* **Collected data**
▬▬▬▬▬▬
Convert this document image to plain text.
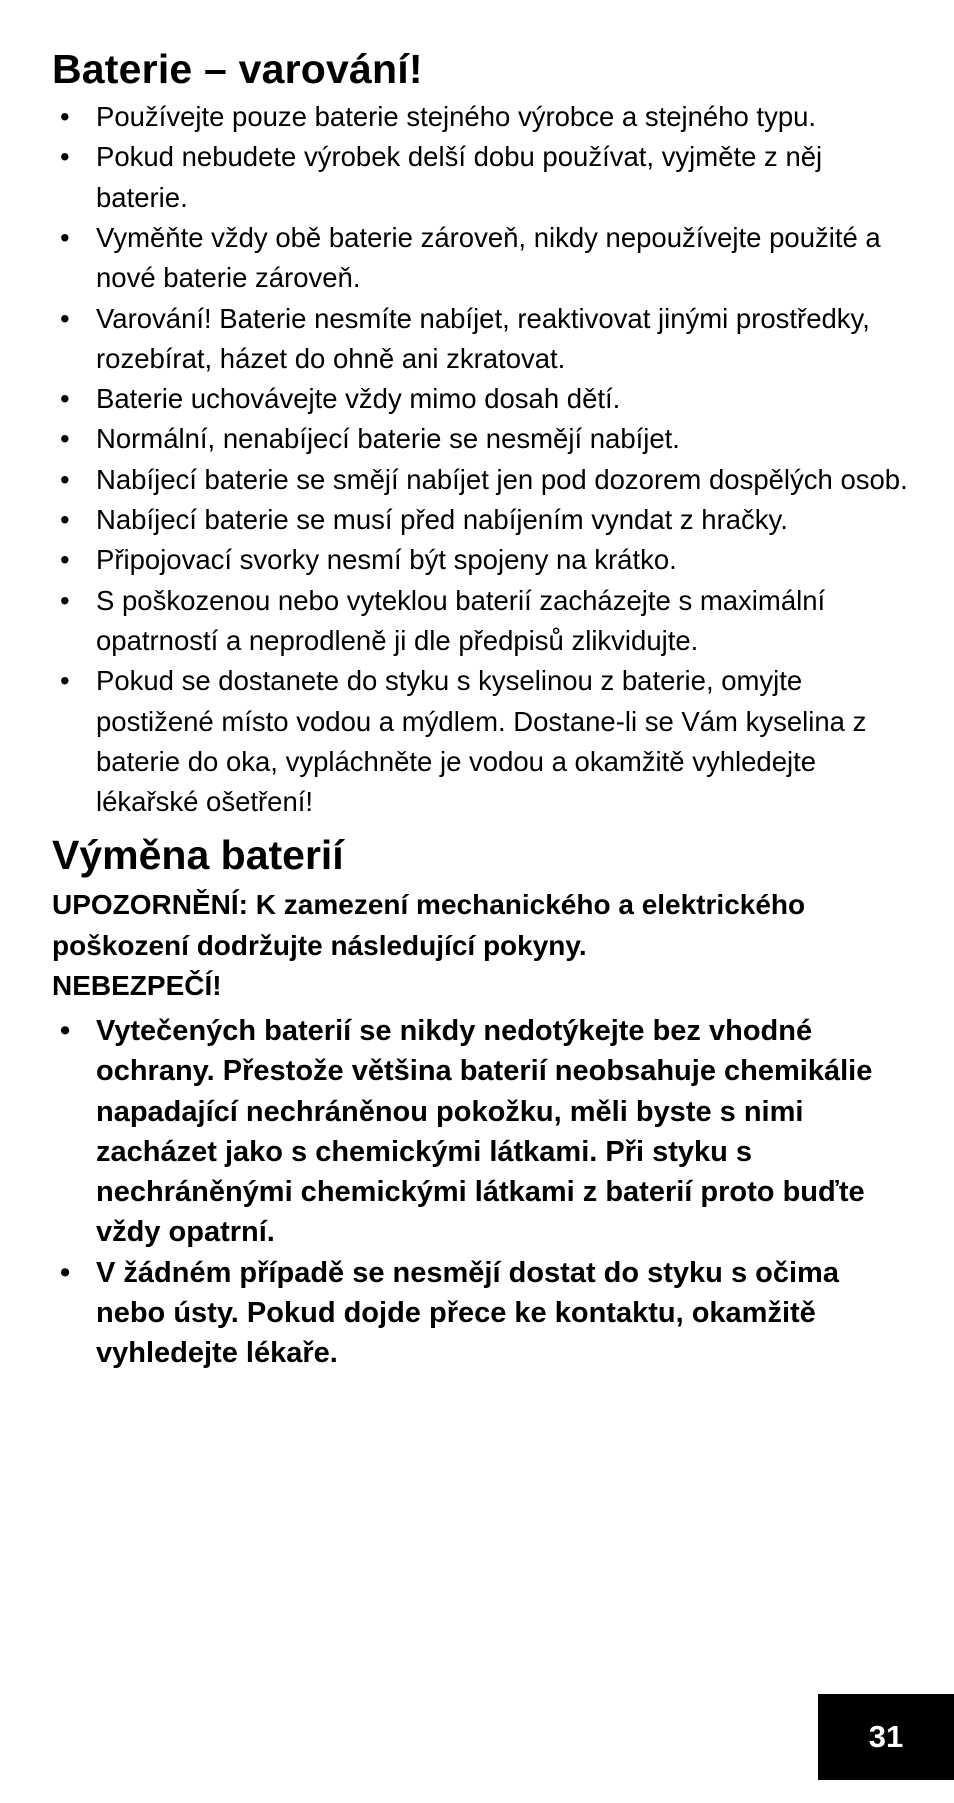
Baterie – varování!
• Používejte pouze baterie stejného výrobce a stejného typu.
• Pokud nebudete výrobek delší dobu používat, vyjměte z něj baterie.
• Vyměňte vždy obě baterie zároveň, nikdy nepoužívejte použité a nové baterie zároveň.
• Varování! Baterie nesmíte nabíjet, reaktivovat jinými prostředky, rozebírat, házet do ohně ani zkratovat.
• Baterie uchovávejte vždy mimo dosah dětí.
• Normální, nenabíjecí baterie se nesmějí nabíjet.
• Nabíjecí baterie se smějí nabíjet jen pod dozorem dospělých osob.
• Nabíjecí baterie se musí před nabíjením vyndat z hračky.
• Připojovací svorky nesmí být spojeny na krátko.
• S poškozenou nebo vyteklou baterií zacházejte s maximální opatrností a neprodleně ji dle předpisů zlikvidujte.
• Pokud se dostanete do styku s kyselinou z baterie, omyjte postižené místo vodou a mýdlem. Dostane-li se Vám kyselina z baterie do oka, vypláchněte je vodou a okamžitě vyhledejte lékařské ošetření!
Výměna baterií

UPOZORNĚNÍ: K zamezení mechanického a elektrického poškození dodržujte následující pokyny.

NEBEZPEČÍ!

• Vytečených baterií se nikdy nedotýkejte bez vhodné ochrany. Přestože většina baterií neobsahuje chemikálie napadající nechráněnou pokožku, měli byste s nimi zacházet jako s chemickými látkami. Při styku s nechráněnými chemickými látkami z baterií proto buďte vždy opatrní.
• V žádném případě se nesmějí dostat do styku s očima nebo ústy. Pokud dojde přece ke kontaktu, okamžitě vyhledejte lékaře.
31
▬▬▬▬▬▬
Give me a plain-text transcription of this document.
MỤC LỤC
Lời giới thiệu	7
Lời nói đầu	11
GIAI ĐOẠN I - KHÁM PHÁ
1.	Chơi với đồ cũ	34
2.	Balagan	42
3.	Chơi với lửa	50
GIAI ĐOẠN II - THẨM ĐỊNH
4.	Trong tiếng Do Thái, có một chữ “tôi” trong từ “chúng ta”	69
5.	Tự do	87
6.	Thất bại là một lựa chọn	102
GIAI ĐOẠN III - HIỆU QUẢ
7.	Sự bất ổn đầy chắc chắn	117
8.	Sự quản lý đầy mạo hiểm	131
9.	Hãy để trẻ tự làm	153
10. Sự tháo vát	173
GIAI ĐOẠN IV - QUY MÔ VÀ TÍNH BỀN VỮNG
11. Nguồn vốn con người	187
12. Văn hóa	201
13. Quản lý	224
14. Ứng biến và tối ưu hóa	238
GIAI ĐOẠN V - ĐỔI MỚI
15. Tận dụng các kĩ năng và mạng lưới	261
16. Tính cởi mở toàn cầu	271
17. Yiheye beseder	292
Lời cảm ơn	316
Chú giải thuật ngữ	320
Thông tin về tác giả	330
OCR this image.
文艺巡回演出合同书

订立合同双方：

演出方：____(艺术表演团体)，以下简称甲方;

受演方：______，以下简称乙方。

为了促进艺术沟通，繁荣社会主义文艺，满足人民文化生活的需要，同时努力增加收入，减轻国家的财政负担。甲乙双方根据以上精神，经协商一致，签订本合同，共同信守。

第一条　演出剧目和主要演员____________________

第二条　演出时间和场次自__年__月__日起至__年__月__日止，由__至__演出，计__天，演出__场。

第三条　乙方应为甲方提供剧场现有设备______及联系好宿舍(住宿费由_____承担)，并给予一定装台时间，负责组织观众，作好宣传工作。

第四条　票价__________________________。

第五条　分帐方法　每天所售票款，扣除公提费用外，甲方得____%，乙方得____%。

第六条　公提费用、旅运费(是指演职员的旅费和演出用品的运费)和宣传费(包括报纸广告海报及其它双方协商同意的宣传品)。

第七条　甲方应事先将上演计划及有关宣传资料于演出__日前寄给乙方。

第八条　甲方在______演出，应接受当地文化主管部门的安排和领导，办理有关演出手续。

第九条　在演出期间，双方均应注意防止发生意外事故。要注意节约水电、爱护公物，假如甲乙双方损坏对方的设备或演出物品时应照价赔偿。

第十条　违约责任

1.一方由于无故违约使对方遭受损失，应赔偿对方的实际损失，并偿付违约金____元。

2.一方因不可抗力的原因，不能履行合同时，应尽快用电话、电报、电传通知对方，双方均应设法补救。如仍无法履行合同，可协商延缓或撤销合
▬▬▬▬▬▬
* **SET TASK**
Above are the records; copy every line in them that holds the word "document".

* **CORRECT ANSWER**
Convert this document image to plain text.
Give me a plain-text transcription of this document.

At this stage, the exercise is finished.